::: Records for the exercise :::
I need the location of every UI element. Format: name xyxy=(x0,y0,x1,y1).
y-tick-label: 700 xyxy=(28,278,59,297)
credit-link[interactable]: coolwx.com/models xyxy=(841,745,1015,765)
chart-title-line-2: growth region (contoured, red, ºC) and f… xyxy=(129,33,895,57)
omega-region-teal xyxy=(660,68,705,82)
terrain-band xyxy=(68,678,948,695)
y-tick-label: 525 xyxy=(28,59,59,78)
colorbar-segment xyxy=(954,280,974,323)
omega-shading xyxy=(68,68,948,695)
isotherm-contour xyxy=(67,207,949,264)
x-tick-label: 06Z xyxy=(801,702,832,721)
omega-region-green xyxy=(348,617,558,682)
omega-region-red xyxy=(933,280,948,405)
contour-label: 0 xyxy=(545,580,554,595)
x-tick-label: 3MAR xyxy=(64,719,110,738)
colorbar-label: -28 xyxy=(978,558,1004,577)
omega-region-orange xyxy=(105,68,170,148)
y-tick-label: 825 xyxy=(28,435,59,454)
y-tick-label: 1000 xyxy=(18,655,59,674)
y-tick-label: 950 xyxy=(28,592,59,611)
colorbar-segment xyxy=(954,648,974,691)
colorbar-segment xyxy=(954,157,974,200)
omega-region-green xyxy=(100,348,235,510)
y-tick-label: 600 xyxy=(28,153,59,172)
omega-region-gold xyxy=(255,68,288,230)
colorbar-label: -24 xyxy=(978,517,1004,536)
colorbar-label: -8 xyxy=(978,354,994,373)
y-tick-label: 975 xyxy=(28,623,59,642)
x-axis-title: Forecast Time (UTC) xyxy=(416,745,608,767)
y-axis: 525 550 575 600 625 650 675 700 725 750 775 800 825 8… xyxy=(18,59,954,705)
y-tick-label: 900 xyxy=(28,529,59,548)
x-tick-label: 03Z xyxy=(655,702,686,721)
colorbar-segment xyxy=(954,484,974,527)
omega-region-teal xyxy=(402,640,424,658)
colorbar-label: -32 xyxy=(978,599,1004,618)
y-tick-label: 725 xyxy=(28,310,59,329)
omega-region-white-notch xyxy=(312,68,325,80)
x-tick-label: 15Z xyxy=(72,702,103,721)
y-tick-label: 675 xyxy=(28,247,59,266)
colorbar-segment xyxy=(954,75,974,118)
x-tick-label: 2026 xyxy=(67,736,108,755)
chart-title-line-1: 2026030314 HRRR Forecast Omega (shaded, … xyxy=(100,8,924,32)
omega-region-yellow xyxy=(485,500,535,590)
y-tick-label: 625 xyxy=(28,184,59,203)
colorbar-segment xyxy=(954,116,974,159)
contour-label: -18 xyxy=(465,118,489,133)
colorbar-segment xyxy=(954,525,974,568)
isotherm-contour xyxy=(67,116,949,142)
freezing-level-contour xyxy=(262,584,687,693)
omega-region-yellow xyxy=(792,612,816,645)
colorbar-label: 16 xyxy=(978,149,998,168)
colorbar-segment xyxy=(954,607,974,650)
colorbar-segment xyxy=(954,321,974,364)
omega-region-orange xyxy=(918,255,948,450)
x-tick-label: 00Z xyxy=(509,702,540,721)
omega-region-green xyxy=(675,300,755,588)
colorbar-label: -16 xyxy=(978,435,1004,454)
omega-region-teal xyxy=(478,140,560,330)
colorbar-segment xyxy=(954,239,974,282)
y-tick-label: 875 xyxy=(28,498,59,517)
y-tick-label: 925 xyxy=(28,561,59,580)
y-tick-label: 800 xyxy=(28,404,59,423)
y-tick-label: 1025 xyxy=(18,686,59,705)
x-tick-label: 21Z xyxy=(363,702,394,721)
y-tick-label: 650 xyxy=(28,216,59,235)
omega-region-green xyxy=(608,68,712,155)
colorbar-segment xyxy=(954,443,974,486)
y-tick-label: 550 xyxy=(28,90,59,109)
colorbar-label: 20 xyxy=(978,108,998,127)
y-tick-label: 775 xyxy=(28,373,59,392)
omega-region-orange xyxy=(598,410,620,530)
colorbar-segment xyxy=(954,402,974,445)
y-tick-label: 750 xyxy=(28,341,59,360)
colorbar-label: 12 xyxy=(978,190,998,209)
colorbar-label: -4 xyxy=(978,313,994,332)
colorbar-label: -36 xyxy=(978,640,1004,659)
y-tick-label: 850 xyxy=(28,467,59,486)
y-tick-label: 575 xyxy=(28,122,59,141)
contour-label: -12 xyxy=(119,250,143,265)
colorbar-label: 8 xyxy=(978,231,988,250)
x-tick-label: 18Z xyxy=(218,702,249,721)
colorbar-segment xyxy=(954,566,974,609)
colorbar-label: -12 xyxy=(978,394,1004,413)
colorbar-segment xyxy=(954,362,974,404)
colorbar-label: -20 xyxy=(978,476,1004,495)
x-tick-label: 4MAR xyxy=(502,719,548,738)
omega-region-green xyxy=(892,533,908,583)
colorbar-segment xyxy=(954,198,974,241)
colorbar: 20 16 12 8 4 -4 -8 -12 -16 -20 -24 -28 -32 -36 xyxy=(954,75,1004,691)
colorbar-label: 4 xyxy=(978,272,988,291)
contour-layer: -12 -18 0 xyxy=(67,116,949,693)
:::
**Challenge:** Rewrite the records above, changing every "isotherm-contour" to "temperature-contour" and leaving everything else as it is.

**Correct result:**
I need the location of every UI element. Format: name xyxy=(x0,y0,x1,y1).
y-tick-label: 700 xyxy=(28,278,59,297)
credit-link[interactable]: coolwx.com/models xyxy=(841,745,1015,765)
chart-title-line-2: growth region (contoured, red, ºC) and f… xyxy=(129,33,895,57)
omega-region-teal xyxy=(660,68,705,82)
terrain-band xyxy=(68,678,948,695)
y-tick-label: 525 xyxy=(28,59,59,78)
colorbar-segment xyxy=(954,280,974,323)
omega-shading xyxy=(68,68,948,695)
temperature-contour xyxy=(67,207,949,264)
x-tick-label: 06Z xyxy=(801,702,832,721)
omega-region-green xyxy=(348,617,558,682)
omega-region-red xyxy=(933,280,948,405)
contour-label: 0 xyxy=(545,580,554,595)
x-tick-label: 3MAR xyxy=(64,719,110,738)
colorbar-label: -28 xyxy=(978,558,1004,577)
omega-region-orange xyxy=(105,68,170,148)
y-tick-label: 825 xyxy=(28,435,59,454)
y-tick-label: 1000 xyxy=(18,655,59,674)
y-tick-label: 950 xyxy=(28,592,59,611)
colorbar-segment xyxy=(954,648,974,691)
colorbar-segment xyxy=(954,157,974,200)
omega-region-green xyxy=(100,348,235,510)
y-tick-label: 600 xyxy=(28,153,59,172)
omega-region-gold xyxy=(255,68,288,230)
colorbar-label: -24 xyxy=(978,517,1004,536)
colorbar-label: -8 xyxy=(978,354,994,373)
y-tick-label: 975 xyxy=(28,623,59,642)
x-axis-title: Forecast Time (UTC) xyxy=(416,745,608,767)
y-axis: 525 550 575 600 625 650 675 700 725 750 775 800 825 8… xyxy=(18,59,954,705)
y-tick-label: 900 xyxy=(28,529,59,548)
x-tick-label: 03Z xyxy=(655,702,686,721)
colorbar-segment xyxy=(954,484,974,527)
omega-region-teal xyxy=(402,640,424,658)
colorbar-label: -32 xyxy=(978,599,1004,618)
y-tick-label: 725 xyxy=(28,310,59,329)
omega-region-white-notch xyxy=(312,68,325,80)
x-tick-label: 15Z xyxy=(72,702,103,721)
y-tick-label: 675 xyxy=(28,247,59,266)
colorbar-segment xyxy=(954,75,974,118)
x-tick-label: 2026 xyxy=(67,736,108,755)
chart-title-line-1: 2026030314 HRRR Forecast Omega (shaded, … xyxy=(100,8,924,32)
omega-region-yellow xyxy=(485,500,535,590)
y-tick-label: 625 xyxy=(28,184,59,203)
colorbar-segment xyxy=(954,116,974,159)
contour-label: -18 xyxy=(465,118,489,133)
colorbar-segment xyxy=(954,525,974,568)
temperature-contour xyxy=(67,116,949,142)
freezing-level-contour xyxy=(262,584,687,693)
omega-region-yellow xyxy=(792,612,816,645)
colorbar-label: 16 xyxy=(978,149,998,168)
colorbar-segment xyxy=(954,607,974,650)
colorbar-segment xyxy=(954,321,974,364)
omega-region-orange xyxy=(918,255,948,450)
x-tick-label: 00Z xyxy=(509,702,540,721)
omega-region-green xyxy=(675,300,755,588)
colorbar-label: -16 xyxy=(978,435,1004,454)
omega-region-teal xyxy=(478,140,560,330)
colorbar-segment xyxy=(954,239,974,282)
y-tick-label: 875 xyxy=(28,498,59,517)
y-tick-label: 925 xyxy=(28,561,59,580)
y-tick-label: 800 xyxy=(28,404,59,423)
y-tick-label: 1025 xyxy=(18,686,59,705)
x-tick-label: 21Z xyxy=(363,702,394,721)
y-tick-label: 650 xyxy=(28,216,59,235)
omega-region-green xyxy=(608,68,712,155)
colorbar-segment xyxy=(954,443,974,486)
y-tick-label: 550 xyxy=(28,90,59,109)
colorbar-label: 20 xyxy=(978,108,998,127)
y-tick-label: 775 xyxy=(28,373,59,392)
omega-region-orange xyxy=(598,410,620,530)
colorbar-segment xyxy=(954,402,974,445)
y-tick-label: 750 xyxy=(28,341,59,360)
colorbar-label: 12 xyxy=(978,190,998,209)
colorbar-label: -4 xyxy=(978,313,994,332)
colorbar-label: -36 xyxy=(978,640,1004,659)
y-tick-label: 850 xyxy=(28,467,59,486)
y-tick-label: 575 xyxy=(28,122,59,141)
contour-label: -12 xyxy=(119,250,143,265)
colorbar-label: 8 xyxy=(978,231,988,250)
x-tick-label: 18Z xyxy=(218,702,249,721)
colorbar-segment xyxy=(954,566,974,609)
colorbar-label: -12 xyxy=(978,394,1004,413)
colorbar-segment xyxy=(954,362,974,404)
colorbar-label: -20 xyxy=(978,476,1004,495)
x-tick-label: 4MAR xyxy=(502,719,548,738)
omega-region-green xyxy=(892,533,908,583)
colorbar-segment xyxy=(954,198,974,241)
colorbar: 20 16 12 8 4 -4 -8 -12 -16 -20 -24 -28 -32 -36 xyxy=(954,75,1004,691)
colorbar-label: 4 xyxy=(978,272,988,291)
contour-layer: -12 -18 0 xyxy=(67,116,949,693)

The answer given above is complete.